_Data items_.

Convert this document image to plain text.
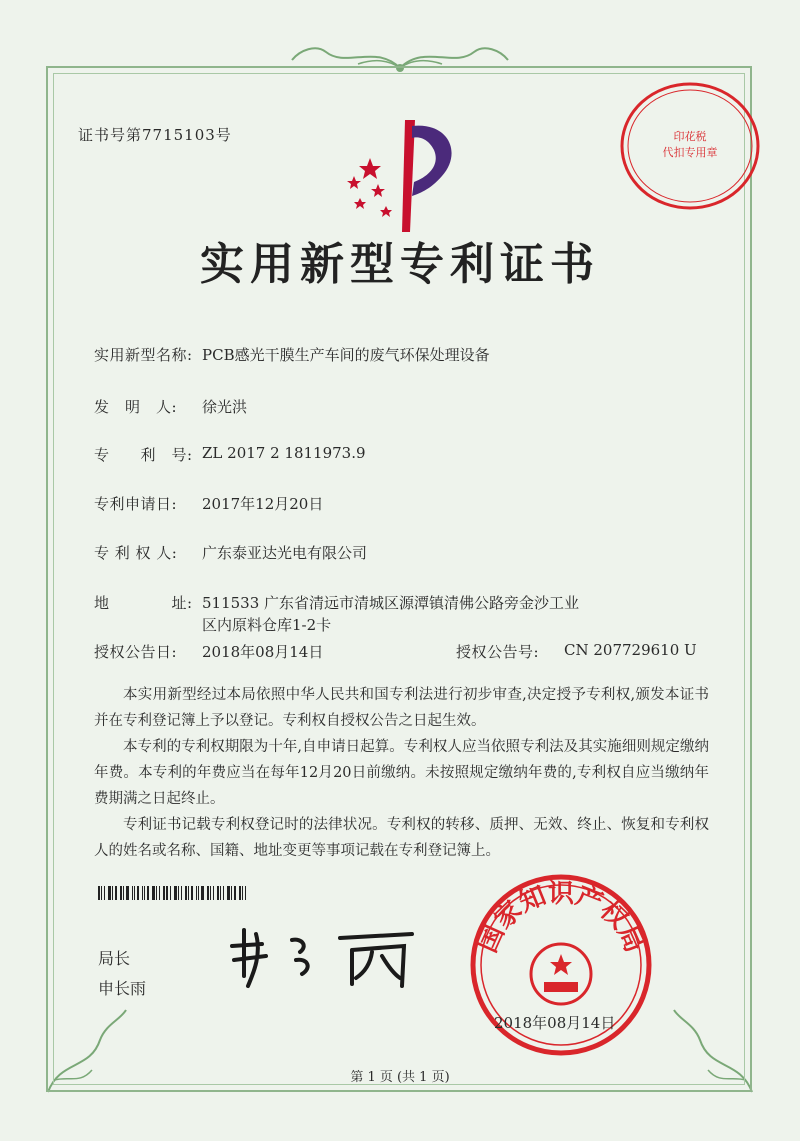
证书号第7715103号	印花税
代扣专用章
实用新型专利证书
实用新型名称: PCB感光干膜生产车间的废气环保处理设备
发　明　人: 徐光洪
专　　利　号: ZL 2017 2 1811973.9
专利申请日: 2017年12月20日
专 利 权 人: 广东泰亚达光电有限公司
地　　　　址: 511533 广东省清远市清城区源潭镇清佛公路旁金沙工业
区内原料仓库1-2卡
授权公告日: 2018年08月14日	授权公告号: CN 207729610 U

本实用新型经过本局依照中华人民共和国专利法进行初步审查,决定授予专利权,颁发本证书并在专利登记簿上予以登记。专利权自授权公告之日起生效。

本专利的专利权期限为十年,自申请日起算。专利权人应当依照专利法及其实施细则规定缴纳年费。本专利的年费应当在每年12月20日前缴纳。未按照规定缴纳年费的,专利权自应当缴纳年费期满之日起终止。

专利证书记载专利权登记时的法律状况。专利权的转移、质押、无效、终止、恢复和专利权人的姓名或名称、国籍、地址变更等事项记载在专利登记簿上。

局长
申长雨
国家知识产权局
2018年08月14日
第 1 页 (共 1 页)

_WHAT THE EXERCISE ASKS_.
Write every entry out again exactly, dropping the pictures.

_FINISHED EXERCISE_.
Convert this document image to plain text.
证书号第7715103号	印花税
代扣专用章
实用新型专利证书
实用新型名称: PCB感光干膜生产车间的废气环保处理设备
发　明　人: 徐光洪
专　　利　号: ZL 2017 2 1811973.9
专利申请日: 2017年12月20日
专 利 权 人: 广东泰亚达光电有限公司
地　　　　址: 511533 广东省清远市清城区源潭镇清佛公路旁金沙工业
区内原料仓库1-2卡
授权公告日: 2018年08月14日	授权公告号: CN 207729610 U

本实用新型经过本局依照中华人民共和国专利法进行初步审查,决定授予专利权,颁发本证书并在专利登记簿上予以登记。专利权自授权公告之日起生效。

本专利的专利权期限为十年,自申请日起算。专利权人应当依照专利法及其实施细则规定缴纳年费。本专利的年费应当在每年12月20日前缴纳。未按照规定缴纳年费的,专利权自应当缴纳年费期满之日起终止。

专利证书记载专利权登记时的法律状况。专利权的转移、质押、无效、终止、恢复和专利权人的姓名或名称、国籍、地址变更等事项记载在专利登记簿上。

局长
申长雨
国家知识产权局
2018年08月14日
第 1 页 (共 1 页)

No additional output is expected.